> **Task directions**: Can the lines below, from the one that holds "Type out the text in this image." to the very end, be echoed exactly, with both ends included and no pictures?

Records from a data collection
* * * * * * * * *

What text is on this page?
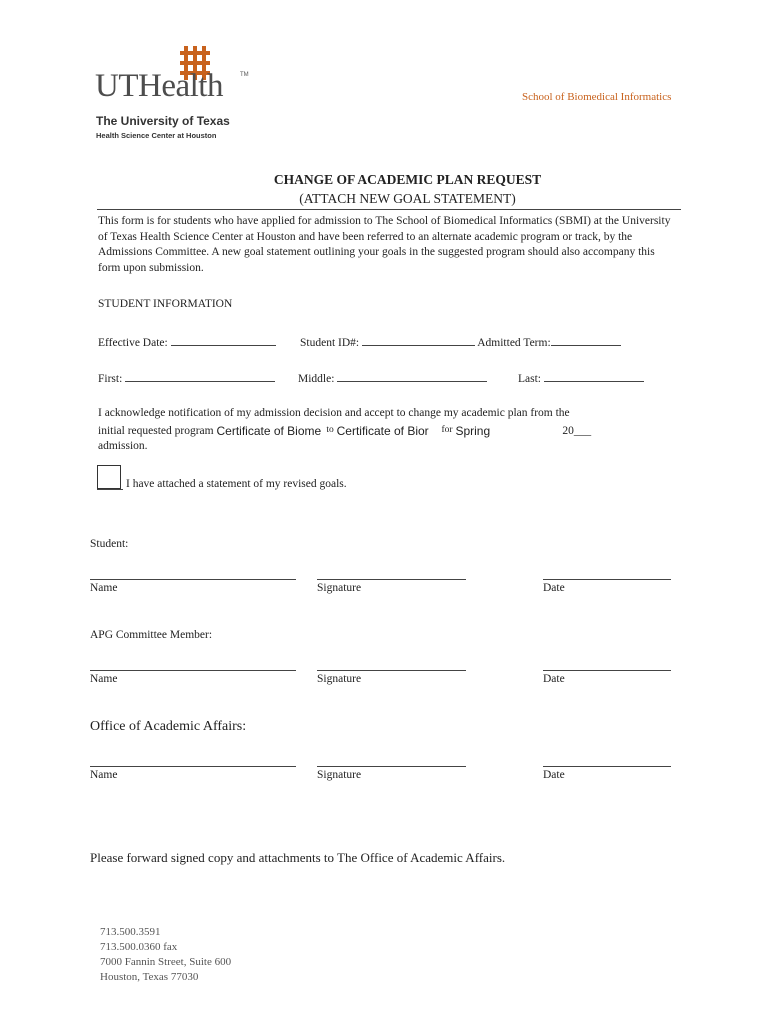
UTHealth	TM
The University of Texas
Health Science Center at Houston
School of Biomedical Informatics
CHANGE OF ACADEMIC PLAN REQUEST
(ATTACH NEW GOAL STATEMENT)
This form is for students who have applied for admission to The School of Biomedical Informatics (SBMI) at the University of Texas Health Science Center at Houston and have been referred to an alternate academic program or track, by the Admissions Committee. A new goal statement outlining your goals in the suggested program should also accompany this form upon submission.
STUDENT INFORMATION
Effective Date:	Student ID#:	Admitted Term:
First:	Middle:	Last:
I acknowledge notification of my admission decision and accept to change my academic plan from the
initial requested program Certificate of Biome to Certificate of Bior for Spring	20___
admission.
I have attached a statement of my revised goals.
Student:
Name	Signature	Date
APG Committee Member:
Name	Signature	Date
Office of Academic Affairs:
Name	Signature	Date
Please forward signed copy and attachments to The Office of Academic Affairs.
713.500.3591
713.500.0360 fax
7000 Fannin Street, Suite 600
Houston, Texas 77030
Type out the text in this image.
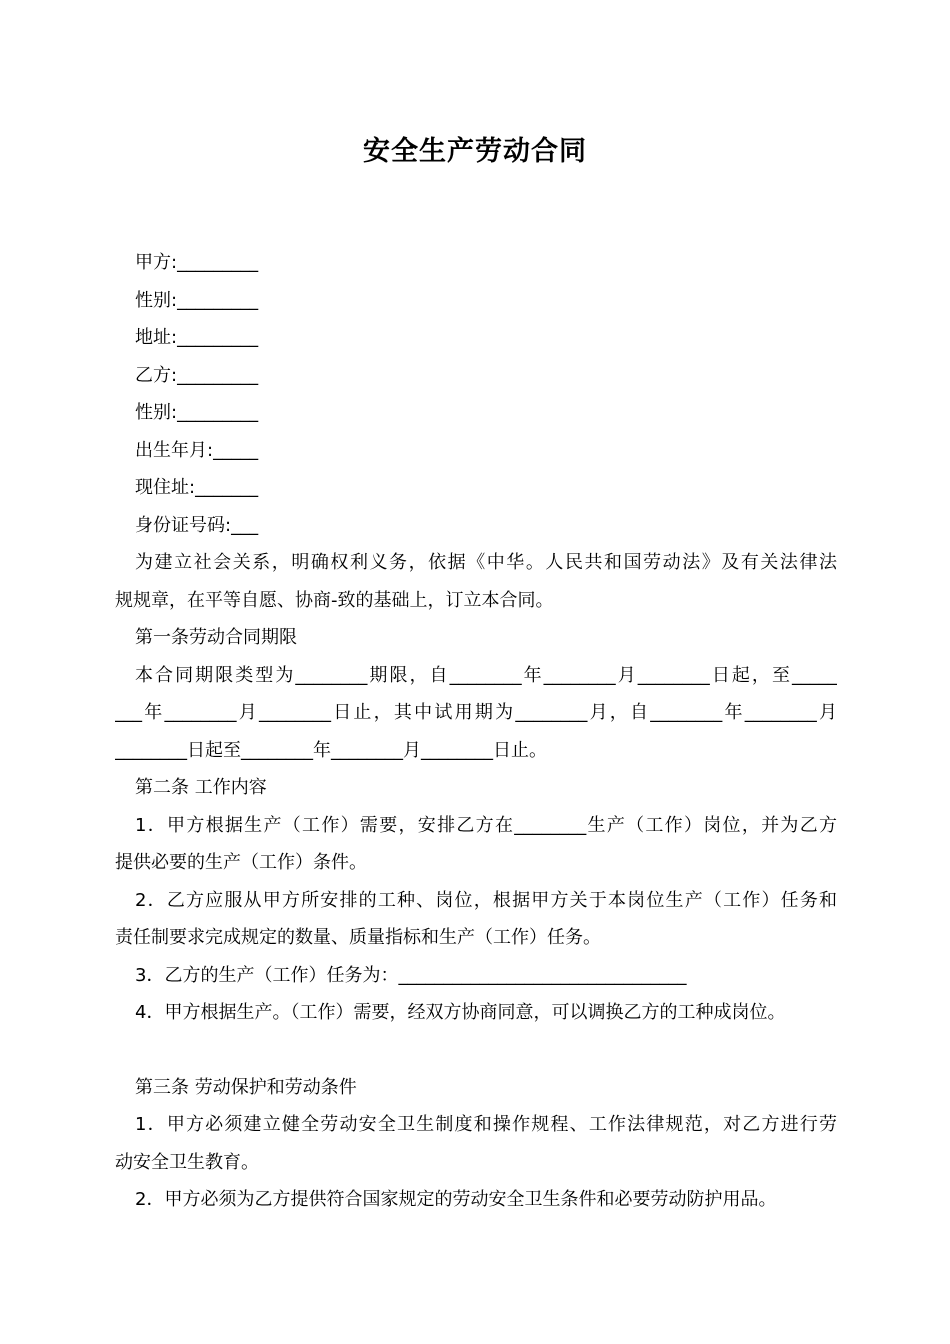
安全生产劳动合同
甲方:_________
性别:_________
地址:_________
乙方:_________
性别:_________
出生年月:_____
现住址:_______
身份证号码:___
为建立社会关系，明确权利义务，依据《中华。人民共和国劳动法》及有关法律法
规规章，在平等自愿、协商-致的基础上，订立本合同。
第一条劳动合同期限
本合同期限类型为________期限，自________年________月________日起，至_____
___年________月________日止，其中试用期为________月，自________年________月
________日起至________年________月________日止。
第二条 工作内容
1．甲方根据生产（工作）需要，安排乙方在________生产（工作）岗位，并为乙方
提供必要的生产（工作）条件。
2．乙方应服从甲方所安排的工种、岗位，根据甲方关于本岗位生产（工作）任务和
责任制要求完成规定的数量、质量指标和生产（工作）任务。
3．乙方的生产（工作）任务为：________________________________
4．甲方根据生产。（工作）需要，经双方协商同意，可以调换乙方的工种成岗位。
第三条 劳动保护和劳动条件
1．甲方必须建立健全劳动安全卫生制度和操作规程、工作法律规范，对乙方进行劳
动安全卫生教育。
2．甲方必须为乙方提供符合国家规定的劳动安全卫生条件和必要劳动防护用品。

* * * * * * * * *

> **Task answer**:
Type out the text in this image.
安全生产劳动合同
甲方:_________
性别:_________
地址:_________
乙方:_________
性别:_________
出生年月:_____
现住址:_______
身份证号码:___
为建立社会关系，明确权利义务，依据《中华。人民共和国劳动法》及有关法律法
规规章，在平等自愿、协商-致的基础上，订立本合同。
第一条劳动合同期限
本合同期限类型为________期限，自________年________月________日起，至_____
___年________月________日止，其中试用期为________月，自________年________月
________日起至________年________月________日止。
第二条 工作内容
1．甲方根据生产（工作）需要，安排乙方在________生产（工作）岗位，并为乙方
提供必要的生产（工作）条件。
2．乙方应服从甲方所安排的工种、岗位，根据甲方关于本岗位生产（工作）任务和
责任制要求完成规定的数量、质量指标和生产（工作）任务。
3．乙方的生产（工作）任务为：________________________________
4．甲方根据生产。（工作）需要，经双方协商同意，可以调换乙方的工种成岗位。
第三条 劳动保护和劳动条件
1．甲方必须建立健全劳动安全卫生制度和操作规程、工作法律规范，对乙方进行劳
动安全卫生教育。
2．甲方必须为乙方提供符合国家规定的劳动安全卫生条件和必要劳动防护用品。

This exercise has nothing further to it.